Written exercise -
Pull out every line in the data that has the string "this" in it.

Record extracts -

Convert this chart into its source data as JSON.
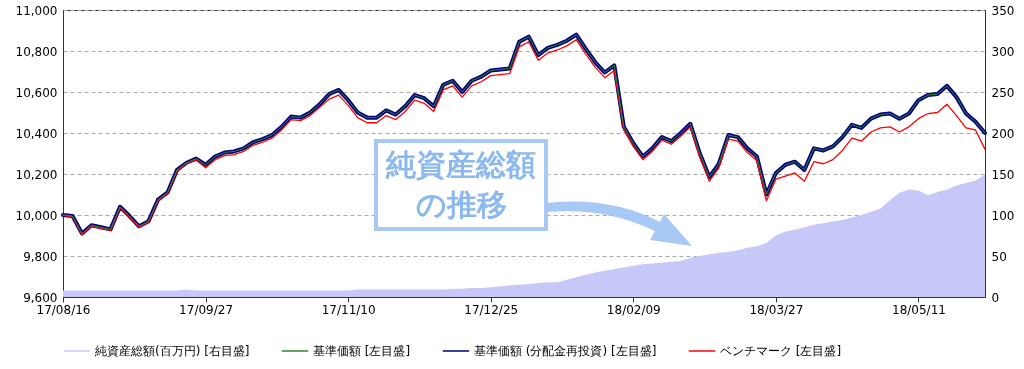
{
  "chart_data": {
    "type": "line",
    "categories": [
      "17/08/16",
      null,
      null,
      null,
      null,
      null,
      null,
      null,
      null,
      null,
      null,
      null,
      null,
      null,
      null,
      "17/09/27",
      null,
      null,
      null,
      null,
      null,
      null,
      null,
      null,
      null,
      null,
      null,
      null,
      null,
      null,
      "17/11/10",
      null,
      null,
      null,
      null,
      null,
      null,
      null,
      null,
      null,
      null,
      null,
      null,
      null,
      null,
      "17/12/25",
      null,
      null,
      null,
      null,
      null,
      null,
      null,
      null,
      null,
      null,
      null,
      null,
      null,
      null,
      "18/02/09",
      null,
      null,
      null,
      null,
      null,
      null,
      null,
      null,
      null,
      null,
      null,
      null,
      null,
      null,
      "18/03/27",
      null,
      null,
      null,
      null,
      null,
      null,
      null,
      null,
      null,
      null,
      null,
      null,
      null,
      null,
      "18/05/11",
      null,
      null,
      null,
      null,
      null,
      null,
      null
    ],
    "series": [
      {
        "name": "純資産総額(百万円) [右目盛]",
        "type": "area",
        "axis": "y2",
        "color": "#c8c8f8",
        "values": [
          8,
          8,
          8,
          8,
          8,
          8,
          8,
          8,
          8,
          8,
          8,
          8,
          8,
          9,
          8,
          8,
          8,
          8,
          8,
          8,
          8,
          8,
          8,
          8,
          8,
          8,
          8,
          8,
          8,
          8,
          8,
          9,
          9,
          9,
          9,
          9,
          9,
          9,
          9,
          9,
          9,
          10,
          10,
          11,
          11,
          12,
          13,
          14,
          15,
          16,
          17,
          18,
          18,
          21,
          24,
          27,
          30,
          32,
          34,
          36,
          38,
          40,
          41,
          42,
          43,
          44,
          48,
          50,
          52,
          54,
          55,
          57,
          60,
          62,
          66,
          75,
          80,
          82,
          85,
          88,
          90,
          92,
          94,
          97,
          100,
          104,
          108,
          118,
          127,
          131,
          130,
          124,
          128,
          131,
          136,
          139,
          142,
          149
        ]
      },
      {
        "name": "基準価額 [左目盛]",
        "color": "#2e8b2e",
        "values": [
          10000,
          9995,
          9910,
          9950,
          9940,
          9930,
          10040,
          9995,
          9945,
          9970,
          10075,
          10110,
          10220,
          10255,
          10275,
          10245,
          10285,
          10305,
          10310,
          10325,
          10355,
          10370,
          10390,
          10430,
          10480,
          10475,
          10500,
          10540,
          10590,
          10610,
          10560,
          10500,
          10475,
          10475,
          10510,
          10490,
          10530,
          10585,
          10570,
          10530,
          10635,
          10655,
          10600,
          10655,
          10675,
          10705,
          10710,
          10715,
          10845,
          10870,
          10780,
          10815,
          10830,
          10850,
          10880,
          10810,
          10745,
          10695,
          10730,
          10430,
          10350,
          10285,
          10325,
          10380,
          10360,
          10400,
          10445,
          10300,
          10185,
          10250,
          10390,
          10380,
          10325,
          10285,
          10100,
          10205,
          10245,
          10260,
          10220,
          10325,
          10315,
          10335,
          10380,
          10440,
          10425,
          10470,
          10490,
          10495,
          10470,
          10495,
          10560,
          10585,
          10590,
          10630,
          10575,
          10495,
          10455,
          10400
        ]
      },
      {
        "name": "基準価額 (分配金再投資) [左目盛]",
        "color": "#000080",
        "values": [
          10000,
          9995,
          9910,
          9950,
          9940,
          9930,
          10040,
          9995,
          9945,
          9970,
          10075,
          10110,
          10220,
          10255,
          10275,
          10245,
          10285,
          10305,
          10310,
          10325,
          10355,
          10370,
          10390,
          10430,
          10480,
          10475,
          10500,
          10540,
          10590,
          10610,
          10560,
          10500,
          10475,
          10475,
          10510,
          10490,
          10530,
          10585,
          10570,
          10530,
          10635,
          10655,
          10600,
          10655,
          10675,
          10705,
          10710,
          10715,
          10845,
          10870,
          10780,
          10815,
          10830,
          10850,
          10880,
          10810,
          10745,
          10695,
          10730,
          10430,
          10350,
          10285,
          10325,
          10380,
          10360,
          10400,
          10445,
          10300,
          10185,
          10250,
          10390,
          10380,
          10325,
          10285,
          10100,
          10205,
          10245,
          10260,
          10220,
          10325,
          10315,
          10335,
          10380,
          10440,
          10425,
          10470,
          10490,
          10495,
          10470,
          10495,
          10560,
          10585,
          10590,
          10630,
          10575,
          10495,
          10455,
          10400
        ]
      },
      {
        "name": "ベンチマーク [左目盛]",
        "color": "#ff0000",
        "values": [
          10000,
          9990,
          9905,
          9945,
          9935,
          9925,
          10035,
          9990,
          9940,
          9965,
          10070,
          10105,
          10215,
          10250,
          10270,
          10230,
          10270,
          10290,
          10295,
          10310,
          10340,
          10355,
          10375,
          10415,
          10465,
          10460,
          10485,
          10525,
          10565,
          10585,
          10535,
          10475,
          10450,
          10450,
          10485,
          10465,
          10505,
          10560,
          10545,
          10505,
          10610,
          10630,
          10575,
          10630,
          10650,
          10680,
          10685,
          10690,
          10820,
          10845,
          10755,
          10790,
          10805,
          10825,
          10855,
          10785,
          10720,
          10670,
          10705,
          10415,
          10335,
          10270,
          10310,
          10365,
          10345,
          10385,
          10430,
          10280,
          10165,
          10230,
          10370,
          10360,
          10305,
          10265,
          10070,
          10175,
          10190,
          10205,
          10165,
          10260,
          10250,
          10270,
          10315,
          10375,
          10360,
          10405,
          10425,
          10430,
          10405,
          10430,
          10470,
          10495,
          10500,
          10540,
          10485,
          10425,
          10415,
          10320
        ]
      }
    ],
    "ylim": [
      9600,
      11000
    ],
    "yticks": [
      {
        "value": 9600,
        "label": "9,600"
      },
      {
        "value": 9800,
        "label": "9,800"
      },
      {
        "value": 10000,
        "label": "10,000"
      },
      {
        "value": 10200,
        "label": "10,200"
      },
      {
        "value": 10400,
        "label": "10,400"
      },
      {
        "value": 10600,
        "label": "10,600"
      },
      {
        "value": 10800,
        "label": "10,800"
      },
      {
        "value": 11000,
        "label": "11,000"
      }
    ],
    "y2lim": [
      0,
      350
    ],
    "y2ticks": [
      0,
      50,
      100,
      150,
      200,
      250,
      300,
      350
    ],
    "grid": "y",
    "legend": "bottom",
    "annotations": [
      "純資産総額の推移"
    ]
  }
}
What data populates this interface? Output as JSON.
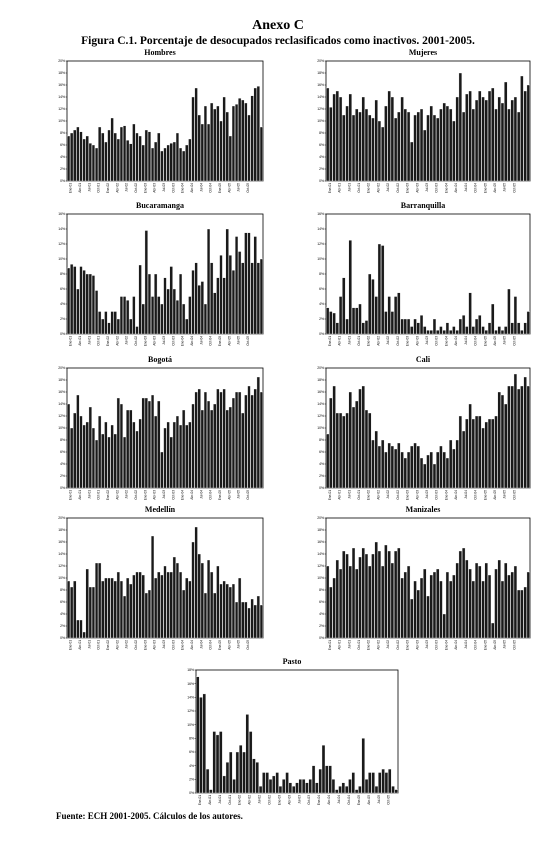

Result -
Convert this chart into its source data as JSON.
What data populates this interface? Output as JSON.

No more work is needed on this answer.